**TASK DIRECTIONS:** Exclude any images and output the remaining records exactly.

**LISTED RECORDS:**
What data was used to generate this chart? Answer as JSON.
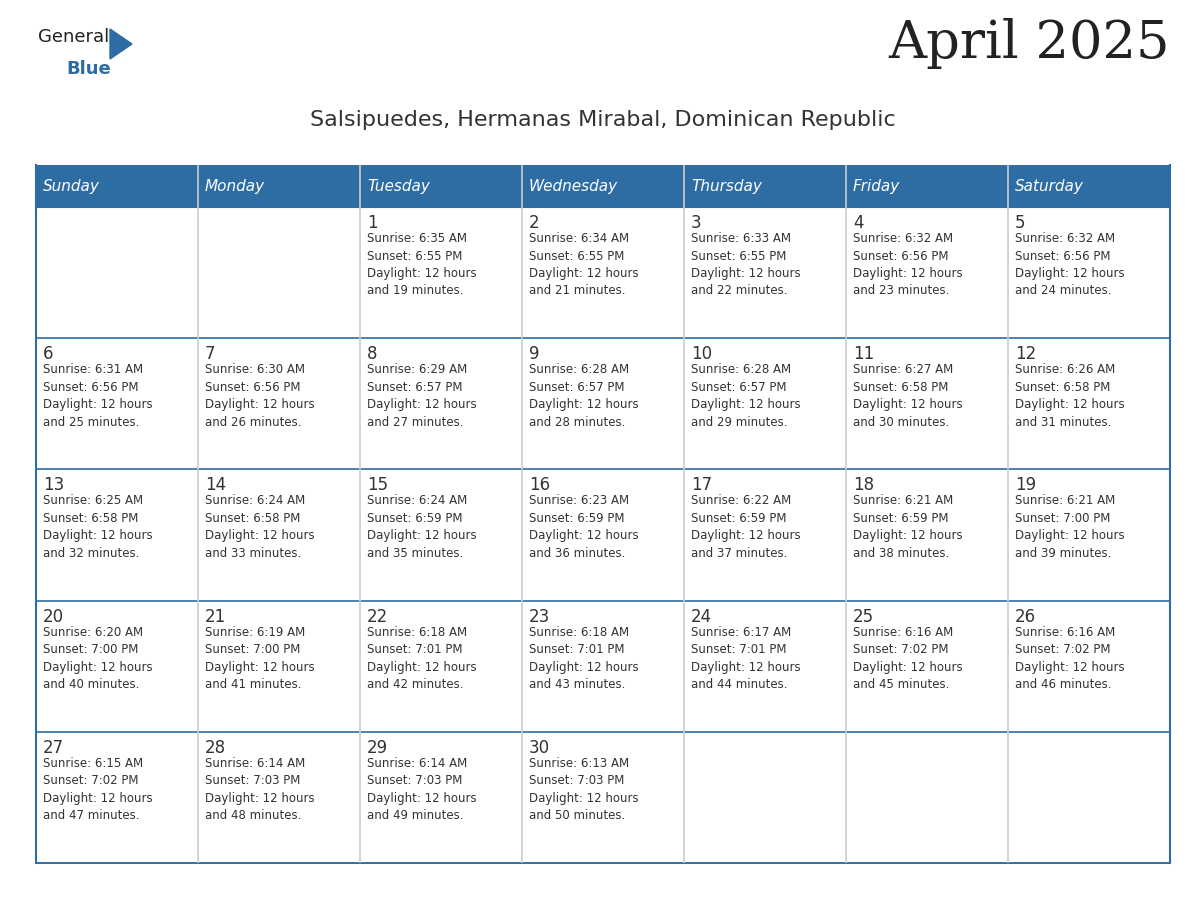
{
  "title": "April 2025",
  "subtitle": "Salsipuedes, Hermanas Mirabal, Dominican Republic",
  "header_bg": "#2E6DA4",
  "header_text": "#FFFFFF",
  "cell_bg": "#FFFFFF",
  "row_border_color": "#2E6DA4",
  "col_border_color": "#CCCCCC",
  "text_color": "#333333",
  "days_of_week": [
    "Sunday",
    "Monday",
    "Tuesday",
    "Wednesday",
    "Thursday",
    "Friday",
    "Saturday"
  ],
  "calendar": [
    [
      {
        "day": "",
        "info": ""
      },
      {
        "day": "",
        "info": ""
      },
      {
        "day": "1",
        "info": "Sunrise: 6:35 AM\nSunset: 6:55 PM\nDaylight: 12 hours\nand 19 minutes."
      },
      {
        "day": "2",
        "info": "Sunrise: 6:34 AM\nSunset: 6:55 PM\nDaylight: 12 hours\nand 21 minutes."
      },
      {
        "day": "3",
        "info": "Sunrise: 6:33 AM\nSunset: 6:55 PM\nDaylight: 12 hours\nand 22 minutes."
      },
      {
        "day": "4",
        "info": "Sunrise: 6:32 AM\nSunset: 6:56 PM\nDaylight: 12 hours\nand 23 minutes."
      },
      {
        "day": "5",
        "info": "Sunrise: 6:32 AM\nSunset: 6:56 PM\nDaylight: 12 hours\nand 24 minutes."
      }
    ],
    [
      {
        "day": "6",
        "info": "Sunrise: 6:31 AM\nSunset: 6:56 PM\nDaylight: 12 hours\nand 25 minutes."
      },
      {
        "day": "7",
        "info": "Sunrise: 6:30 AM\nSunset: 6:56 PM\nDaylight: 12 hours\nand 26 minutes."
      },
      {
        "day": "8",
        "info": "Sunrise: 6:29 AM\nSunset: 6:57 PM\nDaylight: 12 hours\nand 27 minutes."
      },
      {
        "day": "9",
        "info": "Sunrise: 6:28 AM\nSunset: 6:57 PM\nDaylight: 12 hours\nand 28 minutes."
      },
      {
        "day": "10",
        "info": "Sunrise: 6:28 AM\nSunset: 6:57 PM\nDaylight: 12 hours\nand 29 minutes."
      },
      {
        "day": "11",
        "info": "Sunrise: 6:27 AM\nSunset: 6:58 PM\nDaylight: 12 hours\nand 30 minutes."
      },
      {
        "day": "12",
        "info": "Sunrise: 6:26 AM\nSunset: 6:58 PM\nDaylight: 12 hours\nand 31 minutes."
      }
    ],
    [
      {
        "day": "13",
        "info": "Sunrise: 6:25 AM\nSunset: 6:58 PM\nDaylight: 12 hours\nand 32 minutes."
      },
      {
        "day": "14",
        "info": "Sunrise: 6:24 AM\nSunset: 6:58 PM\nDaylight: 12 hours\nand 33 minutes."
      },
      {
        "day": "15",
        "info": "Sunrise: 6:24 AM\nSunset: 6:59 PM\nDaylight: 12 hours\nand 35 minutes."
      },
      {
        "day": "16",
        "info": "Sunrise: 6:23 AM\nSunset: 6:59 PM\nDaylight: 12 hours\nand 36 minutes."
      },
      {
        "day": "17",
        "info": "Sunrise: 6:22 AM\nSunset: 6:59 PM\nDaylight: 12 hours\nand 37 minutes."
      },
      {
        "day": "18",
        "info": "Sunrise: 6:21 AM\nSunset: 6:59 PM\nDaylight: 12 hours\nand 38 minutes."
      },
      {
        "day": "19",
        "info": "Sunrise: 6:21 AM\nSunset: 7:00 PM\nDaylight: 12 hours\nand 39 minutes."
      }
    ],
    [
      {
        "day": "20",
        "info": "Sunrise: 6:20 AM\nSunset: 7:00 PM\nDaylight: 12 hours\nand 40 minutes."
      },
      {
        "day": "21",
        "info": "Sunrise: 6:19 AM\nSunset: 7:00 PM\nDaylight: 12 hours\nand 41 minutes."
      },
      {
        "day": "22",
        "info": "Sunrise: 6:18 AM\nSunset: 7:01 PM\nDaylight: 12 hours\nand 42 minutes."
      },
      {
        "day": "23",
        "info": "Sunrise: 6:18 AM\nSunset: 7:01 PM\nDaylight: 12 hours\nand 43 minutes."
      },
      {
        "day": "24",
        "info": "Sunrise: 6:17 AM\nSunset: 7:01 PM\nDaylight: 12 hours\nand 44 minutes."
      },
      {
        "day": "25",
        "info": "Sunrise: 6:16 AM\nSunset: 7:02 PM\nDaylight: 12 hours\nand 45 minutes."
      },
      {
        "day": "26",
        "info": "Sunrise: 6:16 AM\nSunset: 7:02 PM\nDaylight: 12 hours\nand 46 minutes."
      }
    ],
    [
      {
        "day": "27",
        "info": "Sunrise: 6:15 AM\nSunset: 7:02 PM\nDaylight: 12 hours\nand 47 minutes."
      },
      {
        "day": "28",
        "info": "Sunrise: 6:14 AM\nSunset: 7:03 PM\nDaylight: 12 hours\nand 48 minutes."
      },
      {
        "day": "29",
        "info": "Sunrise: 6:14 AM\nSunset: 7:03 PM\nDaylight: 12 hours\nand 49 minutes."
      },
      {
        "day": "30",
        "info": "Sunrise: 6:13 AM\nSunset: 7:03 PM\nDaylight: 12 hours\nand 50 minutes."
      },
      {
        "day": "",
        "info": ""
      },
      {
        "day": "",
        "info": ""
      },
      {
        "day": "",
        "info": ""
      }
    ]
  ],
  "logo_text1": "General",
  "logo_text2": "Blue",
  "logo_color1": "#222222",
  "logo_color2": "#2E6DA4",
  "title_fontsize": 38,
  "subtitle_fontsize": 16,
  "header_fontsize": 11,
  "day_num_fontsize": 12,
  "info_fontsize": 8.5
}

**ANSWER TO THE TASK:**
What data was used to generate this chart? Answer as JSON.
{
  "title": "April 2025",
  "subtitle": "Salsipuedes, Hermanas Mirabal, Dominican Republic",
  "header_bg": "#2E6DA4",
  "header_text": "#FFFFFF",
  "cell_bg": "#FFFFFF",
  "row_border_color": "#2E6DA4",
  "col_border_color": "#CCCCCC",
  "text_color": "#333333",
  "days_of_week": [
    "Sunday",
    "Monday",
    "Tuesday",
    "Wednesday",
    "Thursday",
    "Friday",
    "Saturday"
  ],
  "calendar": [
    [
      {
        "day": "",
        "info": ""
      },
      {
        "day": "",
        "info": ""
      },
      {
        "day": "1",
        "info": "Sunrise: 6:35 AM\nSunset: 6:55 PM\nDaylight: 12 hours\nand 19 minutes."
      },
      {
        "day": "2",
        "info": "Sunrise: 6:34 AM\nSunset: 6:55 PM\nDaylight: 12 hours\nand 21 minutes."
      },
      {
        "day": "3",
        "info": "Sunrise: 6:33 AM\nSunset: 6:55 PM\nDaylight: 12 hours\nand 22 minutes."
      },
      {
        "day": "4",
        "info": "Sunrise: 6:32 AM\nSunset: 6:56 PM\nDaylight: 12 hours\nand 23 minutes."
      },
      {
        "day": "5",
        "info": "Sunrise: 6:32 AM\nSunset: 6:56 PM\nDaylight: 12 hours\nand 24 minutes."
      }
    ],
    [
      {
        "day": "6",
        "info": "Sunrise: 6:31 AM\nSunset: 6:56 PM\nDaylight: 12 hours\nand 25 minutes."
      },
      {
        "day": "7",
        "info": "Sunrise: 6:30 AM\nSunset: 6:56 PM\nDaylight: 12 hours\nand 26 minutes."
      },
      {
        "day": "8",
        "info": "Sunrise: 6:29 AM\nSunset: 6:57 PM\nDaylight: 12 hours\nand 27 minutes."
      },
      {
        "day": "9",
        "info": "Sunrise: 6:28 AM\nSunset: 6:57 PM\nDaylight: 12 hours\nand 28 minutes."
      },
      {
        "day": "10",
        "info": "Sunrise: 6:28 AM\nSunset: 6:57 PM\nDaylight: 12 hours\nand 29 minutes."
      },
      {
        "day": "11",
        "info": "Sunrise: 6:27 AM\nSunset: 6:58 PM\nDaylight: 12 hours\nand 30 minutes."
      },
      {
        "day": "12",
        "info": "Sunrise: 6:26 AM\nSunset: 6:58 PM\nDaylight: 12 hours\nand 31 minutes."
      }
    ],
    [
      {
        "day": "13",
        "info": "Sunrise: 6:25 AM\nSunset: 6:58 PM\nDaylight: 12 hours\nand 32 minutes."
      },
      {
        "day": "14",
        "info": "Sunrise: 6:24 AM\nSunset: 6:58 PM\nDaylight: 12 hours\nand 33 minutes."
      },
      {
        "day": "15",
        "info": "Sunrise: 6:24 AM\nSunset: 6:59 PM\nDaylight: 12 hours\nand 35 minutes."
      },
      {
        "day": "16",
        "info": "Sunrise: 6:23 AM\nSunset: 6:59 PM\nDaylight: 12 hours\nand 36 minutes."
      },
      {
        "day": "17",
        "info": "Sunrise: 6:22 AM\nSunset: 6:59 PM\nDaylight: 12 hours\nand 37 minutes."
      },
      {
        "day": "18",
        "info": "Sunrise: 6:21 AM\nSunset: 6:59 PM\nDaylight: 12 hours\nand 38 minutes."
      },
      {
        "day": "19",
        "info": "Sunrise: 6:21 AM\nSunset: 7:00 PM\nDaylight: 12 hours\nand 39 minutes."
      }
    ],
    [
      {
        "day": "20",
        "info": "Sunrise: 6:20 AM\nSunset: 7:00 PM\nDaylight: 12 hours\nand 40 minutes."
      },
      {
        "day": "21",
        "info": "Sunrise: 6:19 AM\nSunset: 7:00 PM\nDaylight: 12 hours\nand 41 minutes."
      },
      {
        "day": "22",
        "info": "Sunrise: 6:18 AM\nSunset: 7:01 PM\nDaylight: 12 hours\nand 42 minutes."
      },
      {
        "day": "23",
        "info": "Sunrise: 6:18 AM\nSunset: 7:01 PM\nDaylight: 12 hours\nand 43 minutes."
      },
      {
        "day": "24",
        "info": "Sunrise: 6:17 AM\nSunset: 7:01 PM\nDaylight: 12 hours\nand 44 minutes."
      },
      {
        "day": "25",
        "info": "Sunrise: 6:16 AM\nSunset: 7:02 PM\nDaylight: 12 hours\nand 45 minutes."
      },
      {
        "day": "26",
        "info": "Sunrise: 6:16 AM\nSunset: 7:02 PM\nDaylight: 12 hours\nand 46 minutes."
      }
    ],
    [
      {
        "day": "27",
        "info": "Sunrise: 6:15 AM\nSunset: 7:02 PM\nDaylight: 12 hours\nand 47 minutes."
      },
      {
        "day": "28",
        "info": "Sunrise: 6:14 AM\nSunset: 7:03 PM\nDaylight: 12 hours\nand 48 minutes."
      },
      {
        "day": "29",
        "info": "Sunrise: 6:14 AM\nSunset: 7:03 PM\nDaylight: 12 hours\nand 49 minutes."
      },
      {
        "day": "30",
        "info": "Sunrise: 6:13 AM\nSunset: 7:03 PM\nDaylight: 12 hours\nand 50 minutes."
      },
      {
        "day": "",
        "info": ""
      },
      {
        "day": "",
        "info": ""
      },
      {
        "day": "",
        "info": ""
      }
    ]
  ],
  "logo_text1": "General",
  "logo_text2": "Blue",
  "logo_color1": "#222222",
  "logo_color2": "#2E6DA4",
  "title_fontsize": 38,
  "subtitle_fontsize": 16,
  "header_fontsize": 11,
  "day_num_fontsize": 12,
  "info_fontsize": 8.5
}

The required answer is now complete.